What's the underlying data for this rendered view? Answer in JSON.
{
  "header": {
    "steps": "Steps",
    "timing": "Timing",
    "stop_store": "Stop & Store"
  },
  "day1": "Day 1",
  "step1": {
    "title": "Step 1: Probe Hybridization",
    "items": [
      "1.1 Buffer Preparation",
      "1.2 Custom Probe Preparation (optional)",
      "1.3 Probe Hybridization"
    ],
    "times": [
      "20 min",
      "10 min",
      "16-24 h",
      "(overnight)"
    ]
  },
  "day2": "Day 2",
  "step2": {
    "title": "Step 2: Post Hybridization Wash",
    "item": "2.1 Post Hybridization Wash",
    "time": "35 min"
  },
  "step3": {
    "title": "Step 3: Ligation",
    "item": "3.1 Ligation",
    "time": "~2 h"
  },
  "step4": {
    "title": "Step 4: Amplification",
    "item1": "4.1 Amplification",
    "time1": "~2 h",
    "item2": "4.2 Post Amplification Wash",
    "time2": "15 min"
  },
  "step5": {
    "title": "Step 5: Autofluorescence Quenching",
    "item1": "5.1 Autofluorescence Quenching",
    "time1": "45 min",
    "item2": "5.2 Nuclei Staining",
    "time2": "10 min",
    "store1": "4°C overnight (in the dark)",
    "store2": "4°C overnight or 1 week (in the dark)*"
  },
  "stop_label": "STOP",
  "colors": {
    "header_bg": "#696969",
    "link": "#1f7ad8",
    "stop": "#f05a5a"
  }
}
***
What is expected → Quote each line of the data above exactly as written.

Answer →
What's the underlying data for this rendered view? Answer in JSON.
{
  "header": {
    "steps": "Steps",
    "timing": "Timing",
    "stop_store": "Stop & Store"
  },
  "day1": "Day 1",
  "step1": {
    "title": "Step 1: Probe Hybridization",
    "items": [
      "1.1 Buffer Preparation",
      "1.2 Custom Probe Preparation (optional)",
      "1.3 Probe Hybridization"
    ],
    "times": [
      "20 min",
      "10 min",
      "16-24 h",
      "(overnight)"
    ]
  },
  "day2": "Day 2",
  "step2": {
    "title": "Step 2: Post Hybridization Wash",
    "item": "2.1 Post Hybridization Wash",
    "time": "35 min"
  },
  "step3": {
    "title": "Step 3: Ligation",
    "item": "3.1 Ligation",
    "time": "~2 h"
  },
  "step4": {
    "title": "Step 4: Amplification",
    "item1": "4.1 Amplification",
    "time1": "~2 h",
    "item2": "4.2 Post Amplification Wash",
    "time2": "15 min"
  },
  "step5": {
    "title": "Step 5: Autofluorescence Quenching",
    "item1": "5.1 Autofluorescence Quenching",
    "time1": "45 min",
    "item2": "5.2 Nuclei Staining",
    "time2": "10 min",
    "store1": "4°C overnight (in the dark)",
    "store2": "4°C overnight or 1 week (in the dark)*"
  },
  "stop_label": "STOP",
  "colors": {
    "header_bg": "#696969",
    "link": "#1f7ad8",
    "stop": "#f05a5a"
  }
}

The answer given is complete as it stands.